• _EXERCISE INSTRUCTIONS_
Set down every record once more, exactly as given.

(Dataset items)
__________________________________________________
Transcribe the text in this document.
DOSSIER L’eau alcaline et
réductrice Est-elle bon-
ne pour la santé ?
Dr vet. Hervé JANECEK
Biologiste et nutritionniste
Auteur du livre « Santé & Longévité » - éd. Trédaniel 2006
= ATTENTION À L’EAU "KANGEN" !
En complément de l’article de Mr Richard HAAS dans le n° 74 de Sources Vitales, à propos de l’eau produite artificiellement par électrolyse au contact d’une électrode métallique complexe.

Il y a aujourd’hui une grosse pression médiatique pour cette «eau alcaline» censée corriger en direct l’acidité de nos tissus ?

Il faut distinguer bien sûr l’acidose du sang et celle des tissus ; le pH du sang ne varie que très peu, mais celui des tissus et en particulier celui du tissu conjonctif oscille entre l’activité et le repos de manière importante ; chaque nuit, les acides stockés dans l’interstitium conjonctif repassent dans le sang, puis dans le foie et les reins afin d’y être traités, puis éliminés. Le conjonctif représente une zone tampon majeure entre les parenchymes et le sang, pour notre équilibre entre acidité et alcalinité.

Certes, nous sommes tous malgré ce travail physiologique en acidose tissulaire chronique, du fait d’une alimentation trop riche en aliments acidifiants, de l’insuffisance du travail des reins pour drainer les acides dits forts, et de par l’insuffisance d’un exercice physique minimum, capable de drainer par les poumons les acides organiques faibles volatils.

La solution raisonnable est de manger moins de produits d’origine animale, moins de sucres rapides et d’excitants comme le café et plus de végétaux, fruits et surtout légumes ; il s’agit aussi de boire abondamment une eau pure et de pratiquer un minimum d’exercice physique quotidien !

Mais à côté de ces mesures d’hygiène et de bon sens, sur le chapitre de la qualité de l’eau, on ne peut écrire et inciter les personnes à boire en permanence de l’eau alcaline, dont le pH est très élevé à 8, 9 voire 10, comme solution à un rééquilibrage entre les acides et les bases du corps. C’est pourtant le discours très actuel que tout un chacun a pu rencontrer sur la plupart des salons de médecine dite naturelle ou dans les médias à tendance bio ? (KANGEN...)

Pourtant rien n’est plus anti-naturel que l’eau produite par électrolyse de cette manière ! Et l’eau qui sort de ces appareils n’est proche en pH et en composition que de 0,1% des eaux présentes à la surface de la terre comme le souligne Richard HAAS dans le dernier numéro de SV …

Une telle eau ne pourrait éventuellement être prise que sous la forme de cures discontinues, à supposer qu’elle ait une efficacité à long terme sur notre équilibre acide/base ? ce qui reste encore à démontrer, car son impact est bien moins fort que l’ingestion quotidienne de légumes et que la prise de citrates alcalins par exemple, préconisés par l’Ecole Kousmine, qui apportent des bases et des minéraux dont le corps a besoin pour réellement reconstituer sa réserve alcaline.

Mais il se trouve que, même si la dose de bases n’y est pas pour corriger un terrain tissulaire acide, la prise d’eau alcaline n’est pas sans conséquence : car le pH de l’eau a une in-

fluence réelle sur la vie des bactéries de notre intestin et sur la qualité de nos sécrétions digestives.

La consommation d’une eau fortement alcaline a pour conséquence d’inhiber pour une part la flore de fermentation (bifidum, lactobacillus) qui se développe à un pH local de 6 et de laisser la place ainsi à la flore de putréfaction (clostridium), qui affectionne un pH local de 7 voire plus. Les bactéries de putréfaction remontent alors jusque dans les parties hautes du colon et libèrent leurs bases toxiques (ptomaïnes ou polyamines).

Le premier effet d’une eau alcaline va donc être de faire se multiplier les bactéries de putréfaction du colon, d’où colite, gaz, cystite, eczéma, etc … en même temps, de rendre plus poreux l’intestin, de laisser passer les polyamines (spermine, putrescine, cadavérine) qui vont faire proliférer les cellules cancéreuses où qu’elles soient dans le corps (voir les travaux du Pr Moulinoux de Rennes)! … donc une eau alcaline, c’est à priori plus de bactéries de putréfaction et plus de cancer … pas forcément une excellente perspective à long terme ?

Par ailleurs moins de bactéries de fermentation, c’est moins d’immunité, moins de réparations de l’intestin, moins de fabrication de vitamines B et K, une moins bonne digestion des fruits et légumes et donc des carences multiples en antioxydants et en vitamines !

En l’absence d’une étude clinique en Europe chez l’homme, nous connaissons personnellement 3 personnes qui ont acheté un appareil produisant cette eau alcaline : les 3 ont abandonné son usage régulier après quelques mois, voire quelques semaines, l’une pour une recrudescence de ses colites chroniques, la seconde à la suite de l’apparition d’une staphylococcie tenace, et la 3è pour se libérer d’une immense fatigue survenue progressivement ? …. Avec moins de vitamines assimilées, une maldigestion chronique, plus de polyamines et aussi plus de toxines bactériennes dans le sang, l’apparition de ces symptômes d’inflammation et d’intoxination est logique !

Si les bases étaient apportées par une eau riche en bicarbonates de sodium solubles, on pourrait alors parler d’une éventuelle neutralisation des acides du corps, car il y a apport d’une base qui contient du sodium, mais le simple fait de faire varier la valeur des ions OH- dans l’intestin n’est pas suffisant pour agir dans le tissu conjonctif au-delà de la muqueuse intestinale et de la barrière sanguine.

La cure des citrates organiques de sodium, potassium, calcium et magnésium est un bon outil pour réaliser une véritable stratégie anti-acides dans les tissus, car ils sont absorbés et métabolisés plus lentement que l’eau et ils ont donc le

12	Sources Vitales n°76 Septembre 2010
__________________________________________________
• _TASK OUTPUT_
Transcribe the text in this document.
DOSSIER L’eau alcaline et
réductrice Est-elle bon-
ne pour la santé ?
Dr vet. Hervé JANECEK
Biologiste et nutritionniste
Auteur du livre « Santé & Longévité » - éd. Trédaniel 2006
= ATTENTION À L’EAU "KANGEN" !
En complément de l’article de Mr Richard HAAS dans le n° 74 de Sources Vitales, à propos de l’eau produite artificiellement par électrolyse au contact d’une électrode métallique complexe.

Il y a aujourd’hui une grosse pression médiatique pour cette «eau alcaline» censée corriger en direct l’acidité de nos tissus ?

Il faut distinguer bien sûr l’acidose du sang et celle des tissus ; le pH du sang ne varie que très peu, mais celui des tissus et en particulier celui du tissu conjonctif oscille entre l’activité et le repos de manière importante ; chaque nuit, les acides stockés dans l’interstitium conjonctif repassent dans le sang, puis dans le foie et les reins afin d’y être traités, puis éliminés. Le conjonctif représente une zone tampon majeure entre les parenchymes et le sang, pour notre équilibre entre acidité et alcalinité.

Certes, nous sommes tous malgré ce travail physiologique en acidose tissulaire chronique, du fait d’une alimentation trop riche en aliments acidifiants, de l’insuffisance du travail des reins pour drainer les acides dits forts, et de par l’insuffisance d’un exercice physique minimum, capable de drainer par les poumons les acides organiques faibles volatils.

La solution raisonnable est de manger moins de produits d’origine animale, moins de sucres rapides et d’excitants comme le café et plus de végétaux, fruits et surtout légumes ; il s’agit aussi de boire abondamment une eau pure et de pratiquer un minimum d’exercice physique quotidien !

Mais à côté de ces mesures d’hygiène et de bon sens, sur le chapitre de la qualité de l’eau, on ne peut écrire et inciter les personnes à boire en permanence de l’eau alcaline, dont le pH est très élevé à 8, 9 voire 10, comme solution à un rééquilibrage entre les acides et les bases du corps. C’est pourtant le discours très actuel que tout un chacun a pu rencontrer sur la plupart des salons de médecine dite naturelle ou dans les médias à tendance bio ? (KANGEN...)

Pourtant rien n’est plus anti-naturel que l’eau produite par électrolyse de cette manière ! Et l’eau qui sort de ces appareils n’est proche en pH et en composition que de 0,1% des eaux présentes à la surface de la terre comme le souligne Richard HAAS dans le dernier numéro de SV …

Une telle eau ne pourrait éventuellement être prise que sous la forme de cures discontinues, à supposer qu’elle ait une efficacité à long terme sur notre équilibre acide/base ? ce qui reste encore à démontrer, car son impact est bien moins fort que l’ingestion quotidienne de légumes et que la prise de citrates alcalins par exemple, préconisés par l’Ecole Kousmine, qui apportent des bases et des minéraux dont le corps a besoin pour réellement reconstituer sa réserve alcaline.

Mais il se trouve que, même si la dose de bases n’y est pas pour corriger un terrain tissulaire acide, la prise d’eau alcaline n’est pas sans conséquence : car le pH de l’eau a une in-

fluence réelle sur la vie des bactéries de notre intestin et sur la qualité de nos sécrétions digestives.

La consommation d’une eau fortement alcaline a pour conséquence d’inhiber pour une part la flore de fermentation (bifidum, lactobacillus) qui se développe à un pH local de 6 et de laisser la place ainsi à la flore de putréfaction (clostridium), qui affectionne un pH local de 7 voire plus. Les bactéries de putréfaction remontent alors jusque dans les parties hautes du colon et libèrent leurs bases toxiques (ptomaïnes ou polyamines).

Le premier effet d’une eau alcaline va donc être de faire se multiplier les bactéries de putréfaction du colon, d’où colite, gaz, cystite, eczéma, etc … en même temps, de rendre plus poreux l’intestin, de laisser passer les polyamines (spermine, putrescine, cadavérine) qui vont faire proliférer les cellules cancéreuses où qu’elles soient dans le corps (voir les travaux du Pr Moulinoux de Rennes)! … donc une eau alcaline, c’est à priori plus de bactéries de putréfaction et plus de cancer … pas forcément une excellente perspective à long terme ?

Par ailleurs moins de bactéries de fermentation, c’est moins d’immunité, moins de réparations de l’intestin, moins de fabrication de vitamines B et K, une moins bonne digestion des fruits et légumes et donc des carences multiples en antioxydants et en vitamines !

En l’absence d’une étude clinique en Europe chez l’homme, nous connaissons personnellement 3 personnes qui ont acheté un appareil produisant cette eau alcaline : les 3 ont abandonné son usage régulier après quelques mois, voire quelques semaines, l’une pour une recrudescence de ses colites chroniques, la seconde à la suite de l’apparition d’une staphylococcie tenace, et la 3è pour se libérer d’une immense fatigue survenue progressivement ? …. Avec moins de vitamines assimilées, une maldigestion chronique, plus de polyamines et aussi plus de toxines bactériennes dans le sang, l’apparition de ces symptômes d’inflammation et d’intoxination est logique !

Si les bases étaient apportées par une eau riche en bicarbonates de sodium solubles, on pourrait alors parler d’une éventuelle neutralisation des acides du corps, car il y a apport d’une base qui contient du sodium, mais le simple fait de faire varier la valeur des ions OH- dans l’intestin n’est pas suffisant pour agir dans le tissu conjonctif au-delà de la muqueuse intestinale et de la barrière sanguine.

La cure des citrates organiques de sodium, potassium, calcium et magnésium est un bon outil pour réaliser une véritable stratégie anti-acides dans les tissus, car ils sont absorbés et métabolisés plus lentement que l’eau et ils ont donc le

12	Sources Vitales n°76 Septembre 2010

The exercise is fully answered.